→ Exercise materials:
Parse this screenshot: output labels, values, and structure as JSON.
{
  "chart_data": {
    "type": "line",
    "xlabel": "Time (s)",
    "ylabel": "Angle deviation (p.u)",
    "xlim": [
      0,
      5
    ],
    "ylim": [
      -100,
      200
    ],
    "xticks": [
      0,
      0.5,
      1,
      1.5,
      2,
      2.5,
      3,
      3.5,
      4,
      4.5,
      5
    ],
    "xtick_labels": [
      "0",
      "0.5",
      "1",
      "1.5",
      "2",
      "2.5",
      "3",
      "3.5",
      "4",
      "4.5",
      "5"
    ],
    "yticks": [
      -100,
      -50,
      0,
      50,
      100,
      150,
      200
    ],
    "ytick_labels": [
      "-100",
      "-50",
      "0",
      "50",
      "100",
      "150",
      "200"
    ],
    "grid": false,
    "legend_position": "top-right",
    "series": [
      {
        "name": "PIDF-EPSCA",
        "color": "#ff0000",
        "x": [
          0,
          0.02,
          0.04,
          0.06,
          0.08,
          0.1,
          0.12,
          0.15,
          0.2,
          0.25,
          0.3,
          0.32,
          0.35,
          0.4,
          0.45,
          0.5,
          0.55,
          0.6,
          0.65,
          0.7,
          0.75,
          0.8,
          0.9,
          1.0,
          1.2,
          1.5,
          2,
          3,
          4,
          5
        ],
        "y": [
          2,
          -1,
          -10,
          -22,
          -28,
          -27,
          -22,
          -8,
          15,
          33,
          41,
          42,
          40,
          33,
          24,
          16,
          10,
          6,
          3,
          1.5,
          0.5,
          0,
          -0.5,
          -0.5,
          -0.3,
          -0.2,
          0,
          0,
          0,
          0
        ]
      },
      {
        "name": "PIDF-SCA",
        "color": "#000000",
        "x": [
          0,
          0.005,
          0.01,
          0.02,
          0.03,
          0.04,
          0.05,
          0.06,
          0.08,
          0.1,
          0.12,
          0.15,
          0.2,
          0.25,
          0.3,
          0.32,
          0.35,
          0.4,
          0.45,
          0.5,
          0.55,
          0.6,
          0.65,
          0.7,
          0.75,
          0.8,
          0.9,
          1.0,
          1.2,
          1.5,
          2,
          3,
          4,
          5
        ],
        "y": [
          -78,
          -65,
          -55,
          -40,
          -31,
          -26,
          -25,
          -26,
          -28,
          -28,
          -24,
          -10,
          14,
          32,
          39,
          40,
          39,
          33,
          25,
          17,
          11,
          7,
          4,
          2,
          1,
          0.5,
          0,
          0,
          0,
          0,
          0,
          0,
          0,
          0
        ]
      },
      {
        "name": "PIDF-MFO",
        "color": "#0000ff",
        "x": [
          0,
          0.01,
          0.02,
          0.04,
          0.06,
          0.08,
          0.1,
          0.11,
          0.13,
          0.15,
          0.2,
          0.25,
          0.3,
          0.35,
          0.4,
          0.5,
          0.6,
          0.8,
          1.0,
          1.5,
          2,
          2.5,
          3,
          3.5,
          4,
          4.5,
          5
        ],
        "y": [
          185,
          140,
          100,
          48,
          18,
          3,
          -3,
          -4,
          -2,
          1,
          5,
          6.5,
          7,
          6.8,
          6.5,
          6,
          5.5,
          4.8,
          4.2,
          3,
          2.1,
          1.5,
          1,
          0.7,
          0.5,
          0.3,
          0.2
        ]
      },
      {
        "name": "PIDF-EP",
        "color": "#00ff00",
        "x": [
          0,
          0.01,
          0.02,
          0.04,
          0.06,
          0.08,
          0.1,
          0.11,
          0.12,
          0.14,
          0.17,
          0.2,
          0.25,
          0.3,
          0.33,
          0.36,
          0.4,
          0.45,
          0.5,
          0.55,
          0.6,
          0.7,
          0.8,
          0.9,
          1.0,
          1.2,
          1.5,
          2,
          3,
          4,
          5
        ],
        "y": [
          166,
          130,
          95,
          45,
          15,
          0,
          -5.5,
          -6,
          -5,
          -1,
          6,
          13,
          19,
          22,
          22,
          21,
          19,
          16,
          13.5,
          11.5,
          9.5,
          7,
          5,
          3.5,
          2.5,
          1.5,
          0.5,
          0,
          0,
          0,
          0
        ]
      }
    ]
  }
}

→ Work instructions: From the entries, copy out each line containing the word "color".

→ Task response:
        "color": "#ff0000",
        "color": "#000000",
        "color": "#0000ff",
        "color": "#00ff00",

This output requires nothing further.